◆ **Objective**
Your task is to transcribe all the entries exactly, excluding pictures.

◆ **The input**
################

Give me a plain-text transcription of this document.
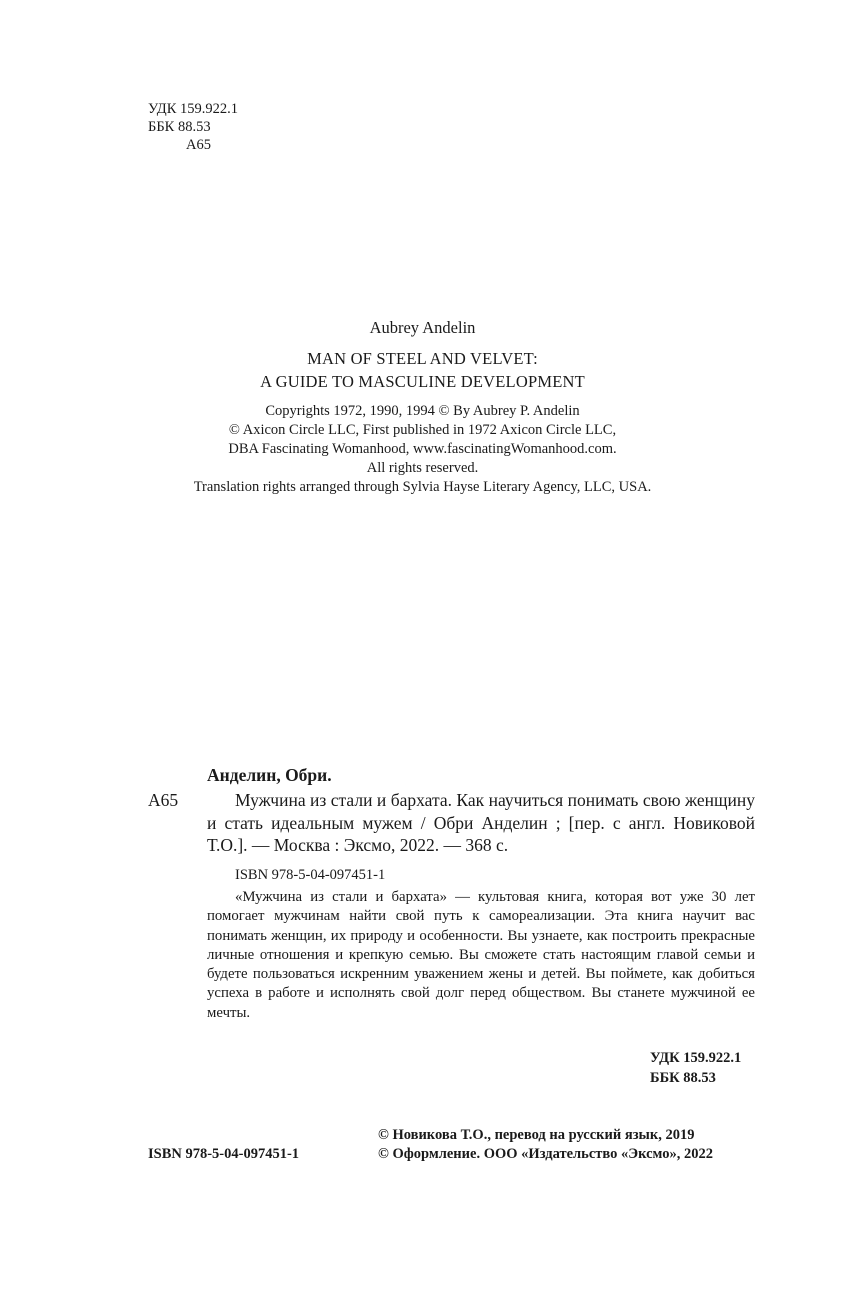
УДК 159.922.1
ББК 88.53
А65
Aubrey Andelin
MAN OF STEEL AND VELVET:
A GUIDE TO MASCULINE DEVELOPMENT
Copyrights 1972, 1990, 1994 © By Aubrey P. Andelin
© Axicon Circle LLC, First published in 1972 Axicon Circle LLC,
DBA Fascinating Womanhood, www.fascinatingWomanhood.com.
All rights reserved.
Translation rights arranged through Sylvia Hayse Literary Agency, LLC, USA.
Анделин, Обри.
А65	Мужчина из стали и бархата. Как научиться понимать свою женщину и стать идеальным мужем / Обри Анделин ; [пер. с англ. Новиковой Т.О.]. — Москва : Эксмо, 2022. — 368 с.
ISBN 978-5-04-097451-1
«Мужчина из стали и бархата» — культовая книга, которая вот уже 30 лет помогает мужчинам найти свой путь к самореализации. Эта книга научит вас понимать женщин, их природу и особенности. Вы узнаете, как построить прекрасные личные отношения и крепкую семью. Вы сможете стать настоящим главой семьи и будете пользоваться искренним уважением жены и детей. Вы поймете, как добиться успеха в работе и исполнять свой долг перед обществом. Вы станете мужчиной ее мечты.
УДК 159.922.1
ББК 88.53
ISBN 978-5-04-097451-1
© Новикова Т.О., перевод на русский язык, 2019
© Оформление. ООО «Издательство «Эксмо», 2022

################

◆ **Worked solution**
Give me a plain-text transcription of this document.
УДК 159.922.1
ББК 88.53
А65
Aubrey Andelin
MAN OF STEEL AND VELVET:
A GUIDE TO MASCULINE DEVELOPMENT
Copyrights 1972, 1990, 1994 © By Aubrey P. Andelin
© Axicon Circle LLC, First published in 1972 Axicon Circle LLC,
DBA Fascinating Womanhood, www.fascinatingWomanhood.com.
All rights reserved.
Translation rights arranged through Sylvia Hayse Literary Agency, LLC, USA.
Анделин, Обри.
А65	Мужчина из стали и бархата. Как научиться понимать свою женщину и стать идеальным мужем / Обри Анделин ; [пер. с англ. Новиковой Т.О.]. — Москва : Эксмо, 2022. — 368 с.
ISBN 978-5-04-097451-1
«Мужчина из стали и бархата» — культовая книга, которая вот уже 30 лет помогает мужчинам найти свой путь к самореализации. Эта книга научит вас понимать женщин, их природу и особенности. Вы узнаете, как построить прекрасные личные отношения и крепкую семью. Вы сможете стать настоящим главой семьи и будете пользоваться искренним уважением жены и детей. Вы поймете, как добиться успеха в работе и исполнять свой долг перед обществом. Вы станете мужчиной ее мечты.
УДК 159.922.1
ББК 88.53
ISBN 978-5-04-097451-1
© Новикова Т.О., перевод на русский язык, 2019
© Оформление. ООО «Издательство «Эксмо», 2022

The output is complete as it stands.